Reading text:
— begin —
You may not realise it, but today one of the most important pieces of technology celebrates its 40th birthday. In November 15, 1971, a company called Intel released its Intel 4004 processor – the first single-chip microprocessor, and one of the most important milestones in computer history.
Congratulations are in order i believe. 4bit madness at the time, turned out pretty well for most people involved i guess.
Well until Intel was allowed to bribe and rig the entire ecosystem and cut Via (who could have easily made the first netbook if Intel hadn’t paid off the OEMs) and AMD (who is only surviving thanks to their purchase of ATI and selling their chips for a couple of pence over cost) out of the market using illegal means and getting away with it.
I wonder if there is some sort of rule that once a corporation gets to a certain size they HAVE to turn evil. Its like one day they wake up and starting practicing their evil laugh and putting their pinky against the edge of their lip. look at MSFT, started out as this little software house, gained year after year by being cheaper than the other guy, then one day gates waked up and goes ‘Crush them, that is what we need to do CRUSH THEM ALL Mua ha ha ha ha!”
Just think how different things could have been if Intel hadn’t rigged the game. Via would have probably come out with netbooks in 04 and used the money they made from those to build even lowered power chips, whereas AMD would have had roughly half the market thanks to athlon64 being so much better than the Netburst arch and would have used that money to come up with even better designs, while Intel would have not been able to pawn Netburst off for so many years and we wouldn’t still have those power hogs by the millions. Instead they would have went back to the drawing board and probably had Core design out 3 years earlier than they did.
While i’m glad Intel came up with the CPU it just shows that IMHO power ALWAYS corrupts. When I was a kid we had more than a half a dozen CPUs to choose from as well as 4 different x86 designs. Now we are down to just 3, Intel, AMD and ARM, and if it wasn’t for cell phones ARM would be toast as well.
When were you a kid btw? When i was younger we had opportunity to pick between the following in x86: Cyrix, IDT, Intel, AMD, RiSE NexGen and the NEC Clones.
Today the only manufacturers that are allowed to make x86:cpu’s are VIA (whom bouht IDT and Cyrix), SiS (Who bought RiSE from the people at VIA) AMD (sharing agreement with intel as well as bought the designs from nexgen as well as the company) And ofcourse intel themselves. Ofcourse if someone were able to do a complete reverse engineering of any of those they would be allowed to sell x86 designs learned from that expierience too. (in omst countries atleast, local laws may apply)
Edit: Nexgen added.
— end —
[Annotated element listings]
— begin —
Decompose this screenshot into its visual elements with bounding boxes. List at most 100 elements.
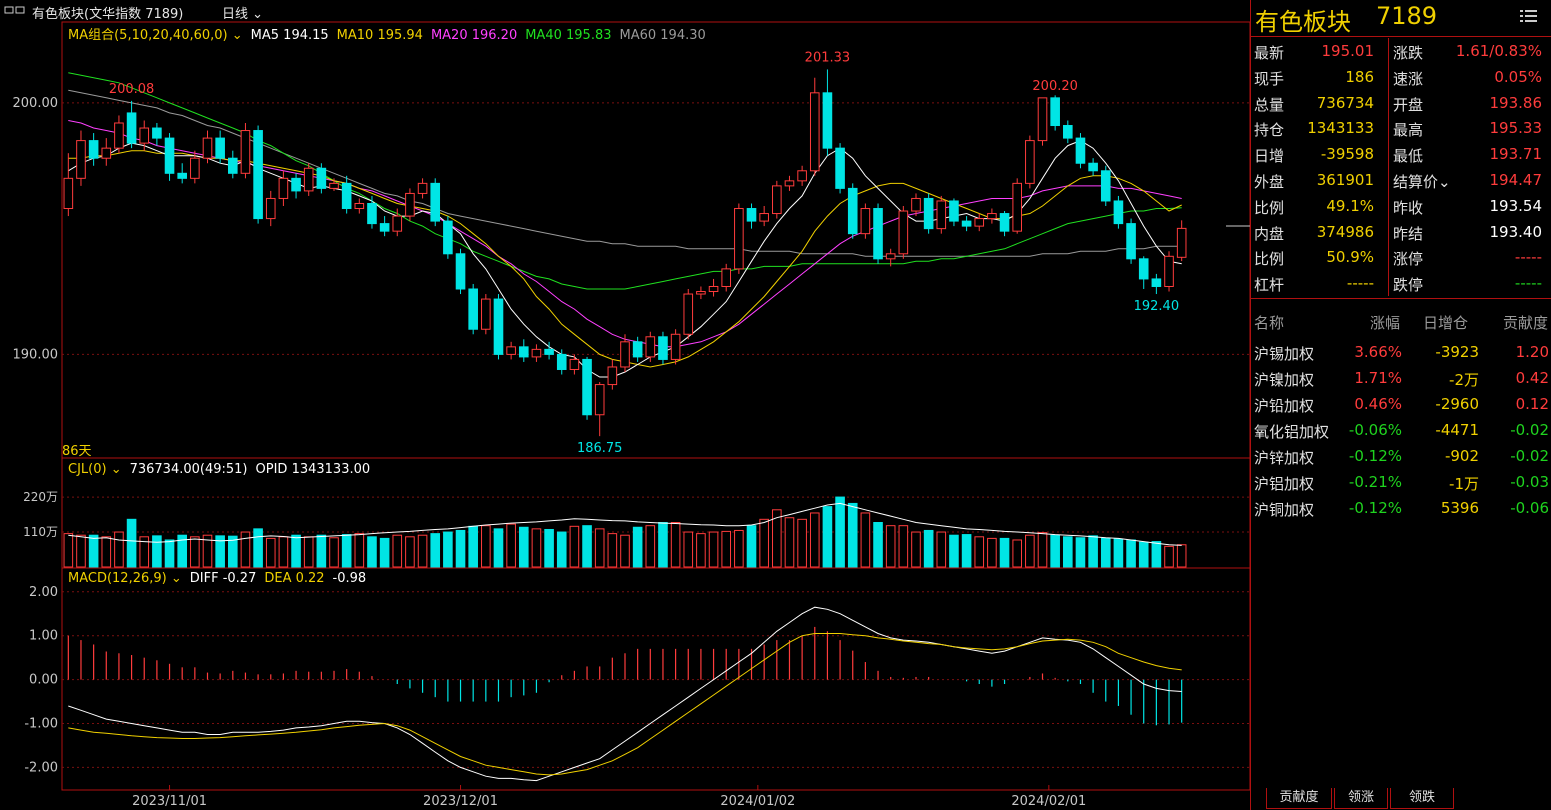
component-oi-change: -902	[1444, 447, 1479, 465]
candlestick	[999, 211, 1010, 237]
quote-label: 日增	[1254, 147, 1285, 166]
volume-bar	[898, 525, 909, 568]
volume-legend: CJL(0) ⌄ 736734.00(49:51) OPID 1343133.00	[68, 462, 378, 477]
column-header[interactable]: 贡献度	[1502, 314, 1548, 332]
candlestick	[860, 203, 871, 239]
divider	[1251, 298, 1551, 299]
extreme-label: 186.75	[577, 441, 623, 456]
legend-item[interactable]: CJL(0) ⌄	[68, 462, 122, 477]
window-icon[interactable]	[4, 2, 26, 22]
candlestick	[379, 216, 390, 237]
candle-body	[63, 177, 74, 210]
candlestick	[670, 329, 681, 365]
component-row[interactable]: 氧化铝加权 -0.06% -4471 -0.02	[1251, 417, 1551, 443]
volume-bar	[645, 525, 656, 568]
volume-bar	[632, 526, 643, 568]
candlestick	[620, 334, 630, 372]
volume-bar	[417, 534, 428, 568]
component-change: 3.66%	[1354, 343, 1402, 361]
volume-bar	[101, 536, 112, 568]
legend-item[interactable]: MA组合(5,10,20,40,60,0) ⌄	[68, 28, 243, 43]
candle-body	[455, 253, 466, 290]
candle-body	[265, 197, 276, 220]
candlestick	[341, 175, 352, 214]
candle-body	[784, 180, 795, 187]
volume-bar	[797, 518, 807, 568]
macd-tick-label: -2.00	[24, 760, 58, 775]
tab-leading-up[interactable]: 领涨	[1334, 788, 1388, 809]
extreme-label: 192.40	[1134, 299, 1180, 314]
component-change: 0.46%	[1354, 395, 1402, 413]
component-row[interactable]: 沪镍加权 1.71% -2万 0.42	[1251, 365, 1551, 391]
tab-contribution[interactable]: 贡献度	[1266, 788, 1332, 809]
candlestick	[746, 203, 757, 229]
candlestick	[531, 344, 542, 362]
legend-item[interactable]: MACD(12,26,9) ⌄	[68, 571, 182, 586]
volume-tick-label: 110万	[23, 525, 58, 539]
volume-bar	[468, 525, 478, 568]
candle-body	[405, 192, 415, 217]
component-change: -0.06%	[1348, 421, 1402, 439]
candle-body	[835, 147, 845, 189]
candlestick	[734, 203, 744, 274]
quote-row: 外盘 361901 结算价⌄ 194.47	[1251, 167, 1551, 193]
volume-bar	[152, 535, 162, 568]
kline-chart[interactable]: 200.08 201.33 186.75 200.20 192.40 200.00 190…	[0, 0, 1250, 810]
volume-bar	[1113, 538, 1124, 568]
tab-leading-down[interactable]: 领跌	[1390, 788, 1454, 809]
quote-label: 最低	[1393, 147, 1424, 166]
candlestick	[164, 133, 175, 181]
component-row[interactable]: 沪铜加权 -0.12% 5396 -0.06	[1251, 495, 1551, 521]
candlestick	[1151, 273, 1162, 295]
quote-label: 开盘	[1393, 95, 1424, 114]
volume-bar	[696, 533, 706, 568]
candlestick	[696, 286, 706, 300]
candlestick	[354, 198, 365, 214]
quote-value: 1.61/0.83%	[1455, 42, 1542, 60]
candle-body	[114, 122, 124, 149]
volume-bar	[885, 525, 896, 568]
candle-body	[518, 346, 529, 358]
component-row[interactable]: 沪铝加权 -0.21% -1万 -0.03	[1251, 469, 1551, 495]
component-row[interactable]: 沪锡加权 3.66% -3923 1.20	[1251, 339, 1551, 365]
volume-bar	[721, 530, 732, 568]
component-contribution: -0.06	[1510, 499, 1549, 517]
candlestick	[822, 69, 833, 156]
legend-item: OPID 1343133.00	[255, 462, 371, 477]
volume-bar	[278, 536, 289, 568]
column-header[interactable]: 名称	[1254, 314, 1285, 332]
candlestick	[114, 115, 124, 154]
candle-body	[253, 130, 263, 220]
volume-bar	[999, 537, 1010, 568]
volume-bar	[531, 528, 542, 568]
list-menu-icon[interactable]	[1519, 8, 1539, 28]
component-contribution: 0.42	[1515, 369, 1549, 387]
volume-bar	[670, 522, 681, 568]
volume-bar	[822, 506, 833, 568]
component-row[interactable]: 沪铅加权 0.46% -2960 0.12	[1251, 391, 1551, 417]
candle-body	[493, 298, 504, 355]
column-header[interactable]: 日增仓	[1422, 314, 1468, 332]
period-selector[interactable]: 日线 ⌄	[222, 3, 263, 22]
legend-item: MA10 195.94	[336, 28, 423, 43]
candle-body	[974, 218, 985, 227]
column-header[interactable]: 涨幅	[1369, 314, 1400, 332]
volume-bar	[708, 531, 719, 568]
volume-bar	[240, 531, 251, 568]
component-change: 1.71%	[1354, 369, 1402, 387]
quote-label: 内盘	[1254, 224, 1285, 243]
macd-tick-label: 0.00	[29, 673, 58, 688]
candle-body	[961, 220, 972, 227]
opid-line	[68, 502, 1182, 546]
quote-label: 昨收	[1393, 198, 1424, 217]
candlestick	[367, 195, 377, 229]
candle-body	[911, 197, 921, 212]
component-row[interactable]: 沪锌加权 -0.12% -902 -0.02	[1251, 443, 1551, 469]
volume-bar	[784, 517, 795, 568]
quote-value: 193.40	[1489, 222, 1543, 241]
candlestick	[152, 123, 162, 146]
volume-bar	[974, 536, 985, 568]
candle-body	[1138, 258, 1149, 280]
candlestick	[772, 180, 782, 219]
candle-body	[139, 127, 150, 144]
— end —
Goal: According to the text about the Intel 4004, on what date did Intel release the 4004 processor? Rely only on the text about the Intel 4004 and not on the items.

Task answer: November 15, 1971.